— begin Entries shown —
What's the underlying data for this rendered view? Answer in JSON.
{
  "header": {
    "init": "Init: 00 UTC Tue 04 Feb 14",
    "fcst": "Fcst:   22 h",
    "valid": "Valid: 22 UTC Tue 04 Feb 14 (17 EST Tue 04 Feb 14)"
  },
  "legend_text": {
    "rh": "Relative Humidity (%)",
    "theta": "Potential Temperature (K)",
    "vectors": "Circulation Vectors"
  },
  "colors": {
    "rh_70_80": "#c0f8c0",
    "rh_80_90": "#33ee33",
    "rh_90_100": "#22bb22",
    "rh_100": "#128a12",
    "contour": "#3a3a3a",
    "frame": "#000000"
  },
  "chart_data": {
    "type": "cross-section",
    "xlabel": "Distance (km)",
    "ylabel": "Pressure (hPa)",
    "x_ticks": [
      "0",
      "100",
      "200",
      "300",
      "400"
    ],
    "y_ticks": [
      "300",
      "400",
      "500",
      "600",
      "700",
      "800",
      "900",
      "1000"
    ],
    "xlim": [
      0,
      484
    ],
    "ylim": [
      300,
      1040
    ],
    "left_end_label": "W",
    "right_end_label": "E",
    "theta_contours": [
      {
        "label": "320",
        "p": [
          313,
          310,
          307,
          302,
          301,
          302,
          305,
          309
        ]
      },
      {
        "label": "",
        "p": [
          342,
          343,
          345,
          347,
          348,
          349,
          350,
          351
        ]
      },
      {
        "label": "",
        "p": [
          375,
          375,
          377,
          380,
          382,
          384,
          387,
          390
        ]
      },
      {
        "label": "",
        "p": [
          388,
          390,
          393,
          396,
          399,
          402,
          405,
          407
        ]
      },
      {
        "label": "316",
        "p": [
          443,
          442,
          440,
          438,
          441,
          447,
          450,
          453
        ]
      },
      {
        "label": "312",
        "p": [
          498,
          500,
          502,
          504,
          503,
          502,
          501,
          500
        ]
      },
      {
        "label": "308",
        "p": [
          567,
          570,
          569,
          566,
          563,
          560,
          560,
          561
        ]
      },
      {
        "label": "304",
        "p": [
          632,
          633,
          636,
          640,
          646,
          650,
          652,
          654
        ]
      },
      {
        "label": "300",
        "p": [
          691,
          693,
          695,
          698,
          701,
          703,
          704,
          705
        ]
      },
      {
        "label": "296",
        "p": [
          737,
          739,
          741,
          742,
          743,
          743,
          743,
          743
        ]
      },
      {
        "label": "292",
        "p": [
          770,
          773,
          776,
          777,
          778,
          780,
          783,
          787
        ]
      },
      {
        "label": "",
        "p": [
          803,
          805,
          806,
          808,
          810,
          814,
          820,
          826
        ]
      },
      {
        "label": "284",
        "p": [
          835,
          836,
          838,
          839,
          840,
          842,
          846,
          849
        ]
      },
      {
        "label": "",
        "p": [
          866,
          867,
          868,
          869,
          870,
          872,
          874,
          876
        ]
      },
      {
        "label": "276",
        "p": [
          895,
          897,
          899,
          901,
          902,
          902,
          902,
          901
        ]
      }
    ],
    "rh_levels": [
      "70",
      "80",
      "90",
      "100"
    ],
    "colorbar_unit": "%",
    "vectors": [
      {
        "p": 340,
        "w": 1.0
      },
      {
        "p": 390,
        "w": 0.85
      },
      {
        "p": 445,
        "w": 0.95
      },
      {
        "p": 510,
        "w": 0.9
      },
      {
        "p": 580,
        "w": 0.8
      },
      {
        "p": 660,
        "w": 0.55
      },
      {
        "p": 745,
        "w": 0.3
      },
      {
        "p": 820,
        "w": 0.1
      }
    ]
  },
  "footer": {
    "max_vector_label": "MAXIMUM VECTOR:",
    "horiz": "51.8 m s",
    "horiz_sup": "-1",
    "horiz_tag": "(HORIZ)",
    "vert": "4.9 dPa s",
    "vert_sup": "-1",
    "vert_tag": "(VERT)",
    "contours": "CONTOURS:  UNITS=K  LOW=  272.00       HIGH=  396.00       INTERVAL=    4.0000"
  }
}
— end Entries shown —
What the exercise asks
All entries shown above should be printed again exactly.

Written response
What's the underlying data for this rendered view? Answer in JSON.
{
  "header": {
    "init": "Init: 00 UTC Tue 04 Feb 14",
    "fcst": "Fcst:   22 h",
    "valid": "Valid: 22 UTC Tue 04 Feb 14 (17 EST Tue 04 Feb 14)"
  },
  "legend_text": {
    "rh": "Relative Humidity (%)",
    "theta": "Potential Temperature (K)",
    "vectors": "Circulation Vectors"
  },
  "colors": {
    "rh_70_80": "#c0f8c0",
    "rh_80_90": "#33ee33",
    "rh_90_100": "#22bb22",
    "rh_100": "#128a12",
    "contour": "#3a3a3a",
    "frame": "#000000"
  },
  "chart_data": {
    "type": "cross-section",
    "xlabel": "Distance (km)",
    "ylabel": "Pressure (hPa)",
    "x_ticks": [
      "0",
      "100",
      "200",
      "300",
      "400"
    ],
    "y_ticks": [
      "300",
      "400",
      "500",
      "600",
      "700",
      "800",
      "900",
      "1000"
    ],
    "xlim": [
      0,
      484
    ],
    "ylim": [
      300,
      1040
    ],
    "left_end_label": "W",
    "right_end_label": "E",
    "theta_contours": [
      {
        "label": "320",
        "p": [
          313,
          310,
          307,
          302,
          301,
          302,
          305,
          309
        ]
      },
      {
        "label": "",
        "p": [
          342,
          343,
          345,
          347,
          348,
          349,
          350,
          351
        ]
      },
      {
        "label": "",
        "p": [
          375,
          375,
          377,
          380,
          382,
          384,
          387,
          390
        ]
      },
      {
        "label": "",
        "p": [
          388,
          390,
          393,
          396,
          399,
          402,
          405,
          407
        ]
      },
      {
        "label": "316",
        "p": [
          443,
          442,
          440,
          438,
          441,
          447,
          450,
          453
        ]
      },
      {
        "label": "312",
        "p": [
          498,
          500,
          502,
          504,
          503,
          502,
          501,
          500
        ]
      },
      {
        "label": "308",
        "p": [
          567,
          570,
          569,
          566,
          563,
          560,
          560,
          561
        ]
      },
      {
        "label": "304",
        "p": [
          632,
          633,
          636,
          640,
          646,
          650,
          652,
          654
        ]
      },
      {
        "label": "300",
        "p": [
          691,
          693,
          695,
          698,
          701,
          703,
          704,
          705
        ]
      },
      {
        "label": "296",
        "p": [
          737,
          739,
          741,
          742,
          743,
          743,
          743,
          743
        ]
      },
      {
        "label": "292",
        "p": [
          770,
          773,
          776,
          777,
          778,
          780,
          783,
          787
        ]
      },
      {
        "label": "",
        "p": [
          803,
          805,
          806,
          808,
          810,
          814,
          820,
          826
        ]
      },
      {
        "label": "284",
        "p": [
          835,
          836,
          838,
          839,
          840,
          842,
          846,
          849
        ]
      },
      {
        "label": "",
        "p": [
          866,
          867,
          868,
          869,
          870,
          872,
          874,
          876
        ]
      },
      {
        "label": "276",
        "p": [
          895,
          897,
          899,
          901,
          902,
          902,
          902,
          901
        ]
      }
    ],
    "rh_levels": [
      "70",
      "80",
      "90",
      "100"
    ],
    "colorbar_unit": "%",
    "vectors": [
      {
        "p": 340,
        "w": 1.0
      },
      {
        "p": 390,
        "w": 0.85
      },
      {
        "p": 445,
        "w": 0.95
      },
      {
        "p": 510,
        "w": 0.9
      },
      {
        "p": 580,
        "w": 0.8
      },
      {
        "p": 660,
        "w": 0.55
      },
      {
        "p": 745,
        "w": 0.3
      },
      {
        "p": 820,
        "w": 0.1
      }
    ]
  },
  "footer": {
    "max_vector_label": "MAXIMUM VECTOR:",
    "horiz": "51.8 m s",
    "horiz_sup": "-1",
    "horiz_tag": "(HORIZ)",
    "vert": "4.9 dPa s",
    "vert_sup": "-1",
    "vert_tag": "(VERT)",
    "contours": "CONTOURS:  UNITS=K  LOW=  272.00       HIGH=  396.00       INTERVAL=    4.0000"
  }
}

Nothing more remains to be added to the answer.